WHAT YOU HAVE TO DO: Show all lines holding "JSON".

EXERCISE INPUTS:
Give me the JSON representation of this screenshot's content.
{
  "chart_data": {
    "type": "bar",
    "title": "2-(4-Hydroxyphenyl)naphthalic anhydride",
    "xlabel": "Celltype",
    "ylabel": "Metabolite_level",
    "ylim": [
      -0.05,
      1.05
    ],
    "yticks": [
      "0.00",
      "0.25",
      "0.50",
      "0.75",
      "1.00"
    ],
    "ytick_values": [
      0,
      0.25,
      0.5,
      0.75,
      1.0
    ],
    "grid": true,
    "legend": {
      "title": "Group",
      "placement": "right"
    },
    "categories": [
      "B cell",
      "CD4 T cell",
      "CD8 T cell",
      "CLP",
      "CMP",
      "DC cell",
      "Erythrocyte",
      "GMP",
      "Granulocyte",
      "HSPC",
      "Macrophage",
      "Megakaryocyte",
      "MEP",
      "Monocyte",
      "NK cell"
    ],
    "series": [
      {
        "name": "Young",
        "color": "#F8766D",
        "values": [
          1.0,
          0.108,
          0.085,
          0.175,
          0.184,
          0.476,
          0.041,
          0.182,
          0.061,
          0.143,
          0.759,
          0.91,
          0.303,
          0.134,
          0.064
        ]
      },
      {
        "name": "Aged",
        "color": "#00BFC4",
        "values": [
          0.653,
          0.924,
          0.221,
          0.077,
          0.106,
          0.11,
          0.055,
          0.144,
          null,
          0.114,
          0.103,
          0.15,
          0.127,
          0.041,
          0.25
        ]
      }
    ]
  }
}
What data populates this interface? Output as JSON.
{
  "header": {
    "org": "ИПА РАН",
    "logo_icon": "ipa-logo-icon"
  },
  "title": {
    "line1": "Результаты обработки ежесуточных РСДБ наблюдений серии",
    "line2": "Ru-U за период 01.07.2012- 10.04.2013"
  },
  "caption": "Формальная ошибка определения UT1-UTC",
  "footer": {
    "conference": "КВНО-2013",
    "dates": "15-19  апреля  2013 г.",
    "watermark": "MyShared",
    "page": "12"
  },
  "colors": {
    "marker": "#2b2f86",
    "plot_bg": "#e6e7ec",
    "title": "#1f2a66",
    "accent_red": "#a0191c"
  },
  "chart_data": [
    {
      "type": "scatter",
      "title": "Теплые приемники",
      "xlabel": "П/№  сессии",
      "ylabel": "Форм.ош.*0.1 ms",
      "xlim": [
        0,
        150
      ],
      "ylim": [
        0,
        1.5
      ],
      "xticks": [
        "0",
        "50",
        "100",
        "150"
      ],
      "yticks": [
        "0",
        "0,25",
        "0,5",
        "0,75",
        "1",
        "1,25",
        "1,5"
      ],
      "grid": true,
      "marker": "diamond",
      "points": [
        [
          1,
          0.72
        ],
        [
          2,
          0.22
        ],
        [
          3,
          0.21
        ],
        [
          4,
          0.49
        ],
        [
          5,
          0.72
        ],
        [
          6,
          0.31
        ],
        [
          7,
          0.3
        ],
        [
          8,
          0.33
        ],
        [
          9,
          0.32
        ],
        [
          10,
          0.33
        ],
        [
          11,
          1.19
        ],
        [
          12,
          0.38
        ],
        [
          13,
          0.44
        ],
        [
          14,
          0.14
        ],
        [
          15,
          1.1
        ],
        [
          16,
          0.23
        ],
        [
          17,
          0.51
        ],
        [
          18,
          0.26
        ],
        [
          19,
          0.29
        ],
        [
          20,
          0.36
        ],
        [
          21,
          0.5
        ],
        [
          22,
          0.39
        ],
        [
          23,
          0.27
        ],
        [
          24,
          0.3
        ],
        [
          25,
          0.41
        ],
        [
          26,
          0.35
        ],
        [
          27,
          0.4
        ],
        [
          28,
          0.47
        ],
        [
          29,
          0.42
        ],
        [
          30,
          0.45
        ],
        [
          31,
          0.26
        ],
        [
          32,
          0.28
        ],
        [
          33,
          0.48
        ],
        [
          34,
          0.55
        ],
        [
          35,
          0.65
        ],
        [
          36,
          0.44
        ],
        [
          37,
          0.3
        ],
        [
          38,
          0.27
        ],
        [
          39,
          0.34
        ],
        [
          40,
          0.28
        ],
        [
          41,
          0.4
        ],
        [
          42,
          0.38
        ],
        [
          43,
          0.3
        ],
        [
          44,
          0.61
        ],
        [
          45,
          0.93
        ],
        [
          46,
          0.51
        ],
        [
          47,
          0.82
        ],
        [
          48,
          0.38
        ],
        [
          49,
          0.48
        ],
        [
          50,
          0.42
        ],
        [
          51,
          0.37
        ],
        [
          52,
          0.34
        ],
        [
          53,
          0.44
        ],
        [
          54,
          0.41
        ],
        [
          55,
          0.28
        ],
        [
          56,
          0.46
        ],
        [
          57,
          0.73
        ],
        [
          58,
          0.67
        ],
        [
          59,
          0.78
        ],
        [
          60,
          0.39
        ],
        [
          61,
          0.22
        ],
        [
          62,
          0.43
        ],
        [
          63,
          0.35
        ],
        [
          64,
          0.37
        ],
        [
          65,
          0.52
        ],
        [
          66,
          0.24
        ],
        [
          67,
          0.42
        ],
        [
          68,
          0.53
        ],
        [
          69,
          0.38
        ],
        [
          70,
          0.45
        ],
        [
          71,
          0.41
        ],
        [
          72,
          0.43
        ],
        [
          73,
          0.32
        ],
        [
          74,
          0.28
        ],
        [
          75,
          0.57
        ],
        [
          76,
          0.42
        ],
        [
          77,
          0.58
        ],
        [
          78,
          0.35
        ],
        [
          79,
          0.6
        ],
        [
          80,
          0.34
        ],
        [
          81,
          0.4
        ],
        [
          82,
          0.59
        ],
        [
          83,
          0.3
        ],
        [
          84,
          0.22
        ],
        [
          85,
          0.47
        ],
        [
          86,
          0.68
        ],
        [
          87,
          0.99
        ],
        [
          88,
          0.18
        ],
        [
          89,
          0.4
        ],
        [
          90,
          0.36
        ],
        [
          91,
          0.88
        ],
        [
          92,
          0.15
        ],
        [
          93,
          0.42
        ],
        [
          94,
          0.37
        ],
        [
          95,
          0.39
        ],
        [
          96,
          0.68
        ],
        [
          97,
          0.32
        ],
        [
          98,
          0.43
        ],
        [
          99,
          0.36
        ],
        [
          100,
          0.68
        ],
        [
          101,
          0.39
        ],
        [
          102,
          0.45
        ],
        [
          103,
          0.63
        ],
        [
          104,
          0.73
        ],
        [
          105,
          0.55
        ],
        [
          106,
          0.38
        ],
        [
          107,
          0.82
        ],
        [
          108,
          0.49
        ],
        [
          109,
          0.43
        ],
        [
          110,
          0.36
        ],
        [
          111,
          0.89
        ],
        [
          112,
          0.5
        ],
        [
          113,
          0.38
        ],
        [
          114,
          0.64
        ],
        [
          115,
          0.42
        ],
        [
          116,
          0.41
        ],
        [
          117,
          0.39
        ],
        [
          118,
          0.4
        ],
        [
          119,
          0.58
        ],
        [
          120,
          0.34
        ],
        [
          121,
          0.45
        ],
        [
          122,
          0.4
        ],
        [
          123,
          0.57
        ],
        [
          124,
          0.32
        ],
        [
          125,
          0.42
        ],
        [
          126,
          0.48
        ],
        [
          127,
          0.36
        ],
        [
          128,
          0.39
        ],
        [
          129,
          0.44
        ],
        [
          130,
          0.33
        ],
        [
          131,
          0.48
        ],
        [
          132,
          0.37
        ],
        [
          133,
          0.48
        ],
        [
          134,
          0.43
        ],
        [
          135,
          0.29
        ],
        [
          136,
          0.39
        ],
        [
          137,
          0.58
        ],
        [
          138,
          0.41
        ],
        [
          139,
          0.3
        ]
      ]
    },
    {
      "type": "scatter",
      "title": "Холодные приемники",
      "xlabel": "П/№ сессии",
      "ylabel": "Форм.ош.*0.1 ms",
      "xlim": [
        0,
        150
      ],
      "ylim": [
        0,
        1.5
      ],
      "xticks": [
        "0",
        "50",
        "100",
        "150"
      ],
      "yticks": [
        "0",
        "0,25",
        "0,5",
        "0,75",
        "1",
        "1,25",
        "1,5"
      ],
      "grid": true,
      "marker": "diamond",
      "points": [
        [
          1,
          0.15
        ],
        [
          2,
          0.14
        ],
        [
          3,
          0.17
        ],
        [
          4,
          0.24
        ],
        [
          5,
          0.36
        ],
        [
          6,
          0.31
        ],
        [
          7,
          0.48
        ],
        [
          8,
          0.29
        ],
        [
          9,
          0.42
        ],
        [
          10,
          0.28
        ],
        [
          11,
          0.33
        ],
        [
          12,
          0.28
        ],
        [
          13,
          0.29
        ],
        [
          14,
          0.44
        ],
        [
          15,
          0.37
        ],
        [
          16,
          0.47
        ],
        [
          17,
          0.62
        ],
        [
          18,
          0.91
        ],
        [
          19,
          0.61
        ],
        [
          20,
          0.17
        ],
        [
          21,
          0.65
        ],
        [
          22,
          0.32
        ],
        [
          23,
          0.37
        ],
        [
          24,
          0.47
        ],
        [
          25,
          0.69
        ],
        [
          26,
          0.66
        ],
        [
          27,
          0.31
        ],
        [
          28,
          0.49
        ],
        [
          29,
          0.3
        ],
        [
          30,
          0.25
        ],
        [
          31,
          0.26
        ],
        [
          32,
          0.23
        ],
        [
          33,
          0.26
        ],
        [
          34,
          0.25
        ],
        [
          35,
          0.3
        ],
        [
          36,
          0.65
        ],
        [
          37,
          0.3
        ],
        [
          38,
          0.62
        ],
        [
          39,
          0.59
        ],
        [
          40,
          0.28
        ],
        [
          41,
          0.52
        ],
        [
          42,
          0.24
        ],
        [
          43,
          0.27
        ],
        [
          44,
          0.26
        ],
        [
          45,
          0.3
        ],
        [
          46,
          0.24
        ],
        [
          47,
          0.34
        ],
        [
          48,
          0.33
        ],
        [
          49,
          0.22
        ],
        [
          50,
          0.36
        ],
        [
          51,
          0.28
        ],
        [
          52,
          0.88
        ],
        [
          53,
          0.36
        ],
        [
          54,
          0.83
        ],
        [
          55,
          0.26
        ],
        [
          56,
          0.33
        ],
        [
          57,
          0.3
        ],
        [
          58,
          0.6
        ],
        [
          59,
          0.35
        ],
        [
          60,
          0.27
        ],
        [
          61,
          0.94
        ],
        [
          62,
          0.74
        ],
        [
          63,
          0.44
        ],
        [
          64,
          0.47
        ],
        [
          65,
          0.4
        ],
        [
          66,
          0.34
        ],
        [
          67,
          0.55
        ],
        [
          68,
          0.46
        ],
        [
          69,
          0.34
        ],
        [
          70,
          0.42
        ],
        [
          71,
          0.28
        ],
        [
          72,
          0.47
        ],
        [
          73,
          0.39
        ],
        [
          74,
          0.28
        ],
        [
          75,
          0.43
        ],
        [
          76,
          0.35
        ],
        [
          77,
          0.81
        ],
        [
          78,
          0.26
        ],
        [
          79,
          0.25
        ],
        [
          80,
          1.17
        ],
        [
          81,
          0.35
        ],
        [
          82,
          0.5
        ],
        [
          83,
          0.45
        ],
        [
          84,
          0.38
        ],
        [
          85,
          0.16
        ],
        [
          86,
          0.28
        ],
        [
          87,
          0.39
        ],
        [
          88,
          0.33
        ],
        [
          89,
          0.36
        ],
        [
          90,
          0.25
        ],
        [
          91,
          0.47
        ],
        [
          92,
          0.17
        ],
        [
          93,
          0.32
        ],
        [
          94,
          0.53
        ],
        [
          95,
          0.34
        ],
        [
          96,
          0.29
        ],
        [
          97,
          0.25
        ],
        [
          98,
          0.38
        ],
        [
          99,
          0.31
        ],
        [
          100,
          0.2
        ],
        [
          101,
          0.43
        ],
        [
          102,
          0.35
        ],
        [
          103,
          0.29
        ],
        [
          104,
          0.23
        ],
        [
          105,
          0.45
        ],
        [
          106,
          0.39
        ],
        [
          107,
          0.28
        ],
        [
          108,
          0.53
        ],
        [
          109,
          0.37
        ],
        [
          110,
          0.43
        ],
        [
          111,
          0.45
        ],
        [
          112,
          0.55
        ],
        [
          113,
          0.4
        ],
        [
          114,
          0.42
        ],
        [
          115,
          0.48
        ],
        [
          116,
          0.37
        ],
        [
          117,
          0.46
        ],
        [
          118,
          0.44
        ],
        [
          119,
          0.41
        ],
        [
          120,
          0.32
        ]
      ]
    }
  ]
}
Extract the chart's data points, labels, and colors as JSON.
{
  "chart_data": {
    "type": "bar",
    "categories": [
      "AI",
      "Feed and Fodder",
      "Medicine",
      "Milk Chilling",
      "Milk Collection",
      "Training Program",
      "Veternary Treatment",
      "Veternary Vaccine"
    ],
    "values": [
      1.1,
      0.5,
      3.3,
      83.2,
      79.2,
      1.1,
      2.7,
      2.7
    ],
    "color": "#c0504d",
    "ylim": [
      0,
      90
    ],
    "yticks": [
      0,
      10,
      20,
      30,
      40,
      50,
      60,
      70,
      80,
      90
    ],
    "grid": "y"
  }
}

THE OUTPUT:
Give me the JSON representation of this screenshot's content.
What data populates this interface? Output as JSON.
Extract the chart's data points, labels, and colors as JSON.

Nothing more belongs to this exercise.